▸ WRITTEN REQUEST
Give the entries again, word for word.

▸ RECORDS PROVIDED
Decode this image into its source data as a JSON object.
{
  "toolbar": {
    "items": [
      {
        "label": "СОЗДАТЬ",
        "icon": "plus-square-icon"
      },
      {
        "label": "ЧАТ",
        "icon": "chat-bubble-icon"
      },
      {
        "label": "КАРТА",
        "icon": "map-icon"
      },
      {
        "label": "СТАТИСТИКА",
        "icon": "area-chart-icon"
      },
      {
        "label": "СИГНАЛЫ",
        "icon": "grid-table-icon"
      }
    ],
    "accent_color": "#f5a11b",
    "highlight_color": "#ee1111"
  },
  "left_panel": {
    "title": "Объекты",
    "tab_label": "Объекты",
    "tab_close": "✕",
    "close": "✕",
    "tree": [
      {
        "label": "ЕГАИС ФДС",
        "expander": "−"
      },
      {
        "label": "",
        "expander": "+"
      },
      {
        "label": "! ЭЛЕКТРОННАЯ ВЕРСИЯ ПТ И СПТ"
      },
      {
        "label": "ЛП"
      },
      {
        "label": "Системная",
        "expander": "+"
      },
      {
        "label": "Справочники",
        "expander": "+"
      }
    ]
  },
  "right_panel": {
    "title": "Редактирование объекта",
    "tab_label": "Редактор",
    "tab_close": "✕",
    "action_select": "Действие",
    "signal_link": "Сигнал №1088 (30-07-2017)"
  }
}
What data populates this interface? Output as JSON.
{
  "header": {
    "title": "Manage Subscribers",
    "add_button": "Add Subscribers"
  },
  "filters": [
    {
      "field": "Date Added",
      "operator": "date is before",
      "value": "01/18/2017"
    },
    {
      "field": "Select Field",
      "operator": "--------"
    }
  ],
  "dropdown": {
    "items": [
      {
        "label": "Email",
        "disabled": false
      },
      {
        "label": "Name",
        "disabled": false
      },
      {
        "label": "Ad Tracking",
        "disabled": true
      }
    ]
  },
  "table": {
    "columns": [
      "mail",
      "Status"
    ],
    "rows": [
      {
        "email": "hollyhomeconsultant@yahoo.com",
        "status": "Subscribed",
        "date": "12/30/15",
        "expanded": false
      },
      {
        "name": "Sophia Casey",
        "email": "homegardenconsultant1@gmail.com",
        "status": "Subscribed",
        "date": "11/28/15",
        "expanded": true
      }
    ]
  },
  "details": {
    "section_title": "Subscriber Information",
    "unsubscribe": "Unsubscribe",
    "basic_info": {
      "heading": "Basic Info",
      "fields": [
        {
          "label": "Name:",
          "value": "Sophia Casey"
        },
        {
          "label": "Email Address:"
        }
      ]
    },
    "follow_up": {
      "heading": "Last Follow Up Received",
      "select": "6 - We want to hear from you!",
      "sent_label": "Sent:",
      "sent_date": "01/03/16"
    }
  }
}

▸ RESPONSE BELOW
Decode this image into its source data as a JSON object.
{
  "toolbar": {
    "items": [
      {
        "label": "СОЗДАТЬ",
        "icon": "plus-square-icon"
      },
      {
        "label": "ЧАТ",
        "icon": "chat-bubble-icon"
      },
      {
        "label": "КАРТА",
        "icon": "map-icon"
      },
      {
        "label": "СТАТИСТИКА",
        "icon": "area-chart-icon"
      },
      {
        "label": "СИГНАЛЫ",
        "icon": "grid-table-icon"
      }
    ],
    "accent_color": "#f5a11b",
    "highlight_color": "#ee1111"
  },
  "left_panel": {
    "title": "Объекты",
    "tab_label": "Объекты",
    "tab_close": "✕",
    "close": "✕",
    "tree": [
      {
        "label": "ЕГАИС ФДС",
        "expander": "−"
      },
      {
        "label": "",
        "expander": "+"
      },
      {
        "label": "! ЭЛЕКТРОННАЯ ВЕРСИЯ ПТ И СПТ"
      },
      {
        "label": "ЛП"
      },
      {
        "label": "Системная",
        "expander": "+"
      },
      {
        "label": "Справочники",
        "expander": "+"
      }
    ]
  },
  "right_panel": {
    "title": "Редактирование объекта",
    "tab_label": "Редактор",
    "tab_close": "✕",
    "action_select": "Действие",
    "signal_link": "Сигнал №1088 (30-07-2017)"
  }
}
What data populates this interface? Output as JSON.
{
  "header": {
    "title": "Manage Subscribers",
    "add_button": "Add Subscribers"
  },
  "filters": [
    {
      "field": "Date Added",
      "operator": "date is before",
      "value": "01/18/2017"
    },
    {
      "field": "Select Field",
      "operator": "--------"
    }
  ],
  "dropdown": {
    "items": [
      {
        "label": "Email",
        "disabled": false
      },
      {
        "label": "Name",
        "disabled": false
      },
      {
        "label": "Ad Tracking",
        "disabled": true
      }
    ]
  },
  "table": {
    "columns": [
      "mail",
      "Status"
    ],
    "rows": [
      {
        "email": "hollyhomeconsultant@yahoo.com",
        "status": "Subscribed",
        "date": "12/30/15",
        "expanded": false
      },
      {
        "name": "Sophia Casey",
        "email": "homegardenconsultant1@gmail.com",
        "status": "Subscribed",
        "date": "11/28/15",
        "expanded": true
      }
    ]
  },
  "details": {
    "section_title": "Subscriber Information",
    "unsubscribe": "Unsubscribe",
    "basic_info": {
      "heading": "Basic Info",
      "fields": [
        {
          "label": "Name:",
          "value": "Sophia Casey"
        },
        {
          "label": "Email Address:"
        }
      ]
    },
    "follow_up": {
      "heading": "Last Follow Up Received",
      "select": "6 - We want to hear from you!",
      "sent_label": "Sent:",
      "sent_date": "01/03/16"
    }
  }
}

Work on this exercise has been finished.